**GIVEN PASSAGE**
## Start

She didn’t like the man at church, but she couldn’t ignore the urge to give him a Christmas gift.

Frances McGee Cromartie

Have you ever been a part of something that made no sense to you at the time but turned out to be an unforgettable life lesson? That Christmas I didn’t understand what was happening. I didn’t really put it all together for some time, but what I learned about myself—and Mr. P—is a lesson I’ll never forget.

My Christmas to-do list that year was overwhelming. Nailing down last-minute details threatened to draw all the holiday spirit out of me. Still, the one thing that always made the mad rush bearable was my shoe boxes.

It was a tradition I’d started in memory of a dear cousin, the very first recipient of one of those boxes. Each year I’d look for 10 people, folks who were in nursing homes or had lost a loved one or just seemed lonely or in need. I’d fill a shoe box with little gifts—lotion, deodorant, toothpaste, socks, lip balm, soap and tissues. I’d tape 20 one-dollar bills end to end and roll them up tightly into a tube and for fun, I’d throw in a windup dollar-store toy.

After wrapping each of the gifts in leftover wrapping paper, I’d put them in the box and top it off with a handwritten note, “Always remember, God loves you.” I never signed my name. That was part of the satisfaction. The hidden joy.

By Christmas Eve that year, I had only five boxes left to hand out. I knew exactly who would get them—five older members of St. Margaret’s. I rushed to the parish hall just before the 7:30 p.m. service. The holiday reception was winding down. I spotted four of my intended gift recipients in the hall. The fifth was nowhere to be seen. Maybe that person would show up soon.

## End

**WHAT TO WORK ON**
Copy the story about the Christmas shoe boxes word for word, from start to finish.

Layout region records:
## Start

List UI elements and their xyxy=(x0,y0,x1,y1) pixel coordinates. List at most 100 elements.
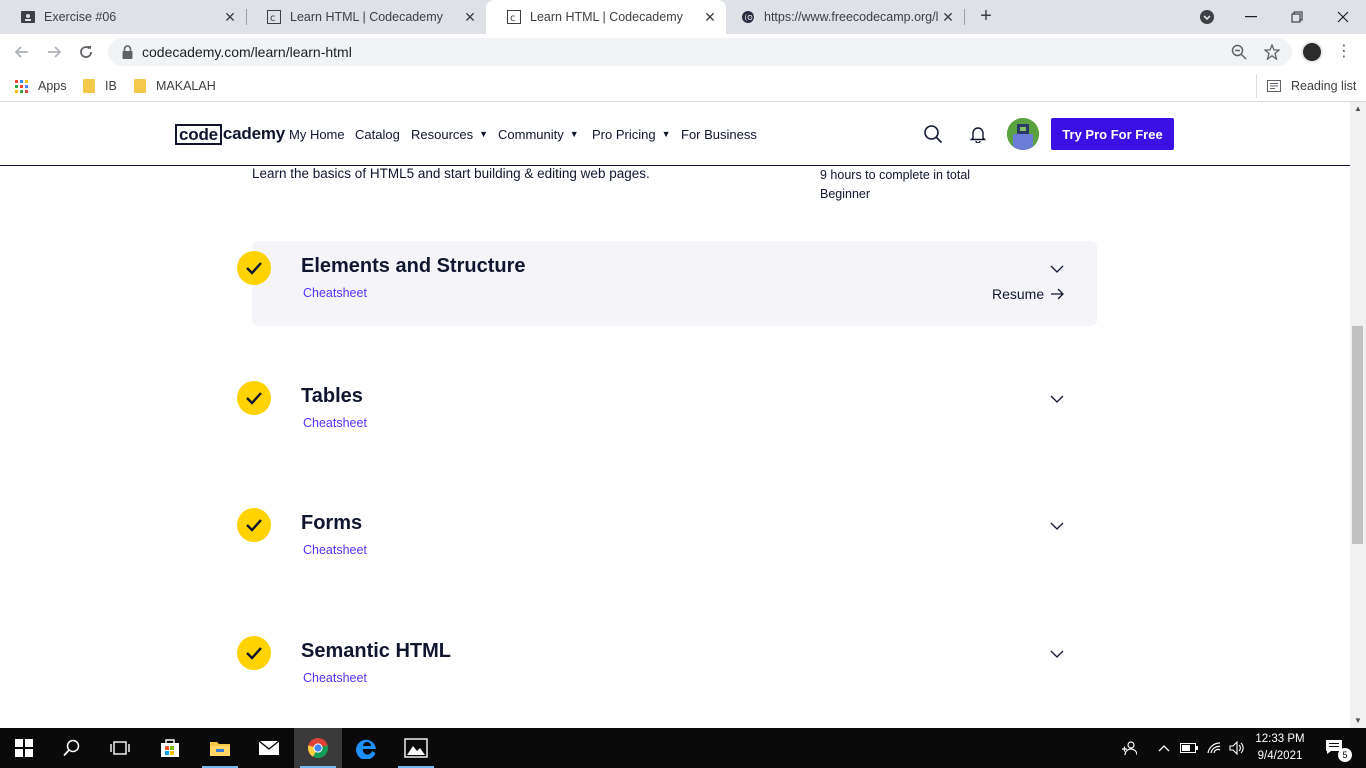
module-semantic-html[interactable]: Semantic HTML Cheatsheet xyxy=(237,626,1097,711)
module-title: Elements and Structure xyxy=(301,255,526,277)
forward-button[interactable] xyxy=(42,40,66,64)
search-icon xyxy=(63,739,80,757)
restore-button[interactable] xyxy=(1274,0,1320,34)
restore-icon xyxy=(1291,11,1303,23)
bell-icon[interactable] xyxy=(966,122,990,146)
start-button[interactable] xyxy=(0,728,48,768)
module-forms[interactable]: Forms Cheatsheet xyxy=(237,498,1097,583)
tab-search-button[interactable] xyxy=(1184,0,1230,34)
chevron-down-icon[interactable] xyxy=(1049,263,1065,275)
close-tab-icon[interactable]: ✕ xyxy=(220,9,240,26)
logo-rest-text: cademy xyxy=(222,124,286,143)
tab-title: https://www.freecodecamp.org/le xyxy=(764,10,938,24)
mail-icon xyxy=(258,740,280,755)
arrow-right-icon xyxy=(1051,288,1065,300)
codecademy-favicon-icon: c xyxy=(506,9,522,25)
close-tab-icon[interactable]: ✕ xyxy=(938,9,958,26)
photos-button[interactable] xyxy=(392,728,440,768)
close-window-button[interactable] xyxy=(1320,0,1366,34)
try-pro-button[interactable]: Try Pro For Free xyxy=(1051,118,1174,150)
user-avatar[interactable] xyxy=(1007,118,1039,150)
system-clock[interactable]: 12:33 PM 9/4/2021 xyxy=(1252,731,1308,765)
search-icon[interactable] xyxy=(921,122,945,146)
apps-grid-icon xyxy=(15,79,28,93)
completed-check-icon xyxy=(237,381,271,415)
bookmark-ib[interactable]: IB xyxy=(83,76,117,96)
close-tab-icon[interactable]: ✕ xyxy=(700,9,720,26)
tab-freecodecamp[interactable]: (ʘ) https://www.freecodecamp.org/le ✕ xyxy=(726,0,964,34)
edge-button[interactable] xyxy=(343,728,391,768)
omnibox[interactable]: codecademy.com/learn/learn-html xyxy=(108,38,1292,66)
page-viewport: Learn the basics of HTML5 and start buil… xyxy=(0,102,1350,728)
new-tab-button[interactable]: + xyxy=(975,6,997,28)
scrollbar-thumb[interactable] xyxy=(1352,326,1363,544)
tab-divider xyxy=(964,9,965,25)
chrome-button[interactable] xyxy=(294,728,342,768)
tab-title: Learn HTML | Codecademy xyxy=(290,10,443,24)
course-description: Learn the basics of HTML5 and start buil… xyxy=(252,166,650,181)
chevron-down-icon[interactable] xyxy=(1049,648,1065,660)
action-center-button[interactable]: 5 xyxy=(1320,728,1352,768)
module-title: Forms xyxy=(301,512,363,534)
store-button[interactable] xyxy=(146,728,194,768)
codecademy-logo[interactable]: code cademy xyxy=(175,123,285,145)
svg-text:c: c xyxy=(270,13,276,24)
people-icon[interactable] xyxy=(1118,728,1140,768)
nav-label: Pro Pricing xyxy=(592,126,656,142)
module-tables[interactable]: Tables Cheatsheet xyxy=(237,371,1097,456)
tab-exercise[interactable]: Exercise #06 ✕ xyxy=(0,0,246,34)
classroom-icon xyxy=(20,9,36,25)
windows-taskbar: 12:33 PM 9/4/2021 5 xyxy=(0,728,1366,768)
minimize-button[interactable] xyxy=(1228,0,1274,34)
cheatsheet-link[interactable]: Cheatsheet xyxy=(303,286,367,300)
file-explorer-button[interactable] xyxy=(196,728,244,768)
volume-icon[interactable] xyxy=(1227,728,1247,768)
mail-button[interactable] xyxy=(245,728,293,768)
nav-resources[interactable]: Resources ▼ xyxy=(411,123,488,145)
reload-button[interactable] xyxy=(74,40,98,64)
nav-label: Catalog xyxy=(355,126,400,142)
zoom-out-icon[interactable] xyxy=(1229,42,1249,62)
chevron-down-circle-icon xyxy=(1200,10,1214,24)
back-button[interactable] xyxy=(10,40,34,64)
bookmark-apps[interactable]: Apps xyxy=(15,76,67,96)
nav-catalog[interactable]: Catalog xyxy=(355,123,400,145)
chevron-down-icon[interactable] xyxy=(1049,393,1065,405)
profile-avatar[interactable] xyxy=(1301,41,1323,63)
nav-my-home[interactable]: My Home xyxy=(289,123,345,145)
module-title: Semantic HTML xyxy=(301,640,452,662)
course-meta: 9 hours to complete in total Beginner xyxy=(820,166,970,204)
nav-community[interactable]: Community ▼ xyxy=(498,123,579,145)
wifi-icon[interactable] xyxy=(1204,728,1224,768)
battery-icon[interactable] xyxy=(1179,728,1199,768)
logo-box-text: code xyxy=(175,123,222,145)
windows-logo-icon xyxy=(15,739,33,757)
nav-for-business[interactable]: For Business xyxy=(681,123,757,145)
tab-title: Exercise #06 xyxy=(44,10,117,24)
completed-check-icon xyxy=(237,251,271,285)
task-view-icon xyxy=(110,741,130,755)
bookmark-makalah[interactable]: MAKALAH xyxy=(134,76,216,96)
tab-learn-html-1[interactable]: c Learn HTML | Codecademy ✕ xyxy=(246,0,486,34)
task-view-button[interactable] xyxy=(96,728,144,768)
show-hidden-icons-chevron-up-icon[interactable] xyxy=(1155,728,1173,768)
chevron-down-icon[interactable] xyxy=(1049,520,1065,532)
edge-icon xyxy=(356,739,376,759)
search-taskbar-button[interactable] xyxy=(48,728,96,768)
cheatsheet-link[interactable]: Cheatsheet xyxy=(303,671,367,685)
cheatsheet-link[interactable]: Cheatsheet xyxy=(303,416,367,430)
site-header: code cademy My Home Catalog Resources ▼ C… xyxy=(0,102,1350,166)
tab-learn-html-active[interactable]: c Learn HTML | Codecademy ✕ xyxy=(486,0,726,34)
reading-list-button[interactable]: Reading list xyxy=(1256,74,1356,98)
bookmarks-bar: Apps IB MAKALAH Reading list xyxy=(0,70,1366,102)
scroll-up-arrow-icon[interactable]: ▲ xyxy=(1350,102,1366,116)
scroll-down-arrow-icon[interactable]: ▼ xyxy=(1350,714,1366,728)
bookmark-label: IB xyxy=(105,79,117,93)
module-elements-and-structure[interactable]: Elements and Structure Cheatsheet Resume xyxy=(237,241,1097,326)
nav-pro-pricing[interactable]: Pro Pricing ▼ xyxy=(592,123,671,145)
bookmark-star-icon[interactable] xyxy=(1262,42,1282,62)
browser-menu-icon[interactable]: ⋮ xyxy=(1336,42,1352,62)
cheatsheet-link[interactable]: Cheatsheet xyxy=(303,543,367,557)
resume-button[interactable]: Resume xyxy=(992,286,1065,302)
close-tab-icon[interactable]: ✕ xyxy=(460,9,480,26)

## End

**RESULT OF THIS TASK**
She didn’t like the man at church, but she couldn’t ignore the urge to give him a Christmas gift.

Frances McGee Cromartie

Have you ever been a part of something that made no sense to you at the time but turned out to be an unforgettable life lesson? That Christmas I didn’t understand what was happening. I didn’t really put it all together for some time, but what I learned about myself—and Mr. P—is a lesson I’ll never forget.

My Christmas to-do list that year was overwhelming. Nailing down last-minute details threatened to draw all the holiday spirit out of me. Still, the one thing that always made the mad rush bearable was my shoe boxes.

It was a tradition I’d started in memory of a dear cousin, the very first recipient of one of those boxes. Each year I’d look for 10 people, folks who were in nursing homes or had lost a loved one or just seemed lonely or in need. I’d fill a shoe box with little gifts—lotion, deodorant, toothpaste, socks, lip balm, soap and tissues. I’d tape 20 one-dollar bills end to end and roll them up tightly into a tube and for fun, I’d throw in a windup dollar-store toy.

After wrapping each of the gifts in leftover wrapping paper, I’d put them in the box and top it off with a handwritten note, “Always remember, God loves you.” I never signed my name. That was part of the satisfaction. The hidden joy.

By Christmas Eve that year, I had only five boxes left to hand out. I knew exactly who would get them—five older members of St. Margaret’s. I rushed to the parish hall just before the 7:30 p.m. service. The holiday reception was winding down. I spotted four of my intended gift recipients in the hall. The fifth was nowhere to be seen. Maybe that person would show up soon.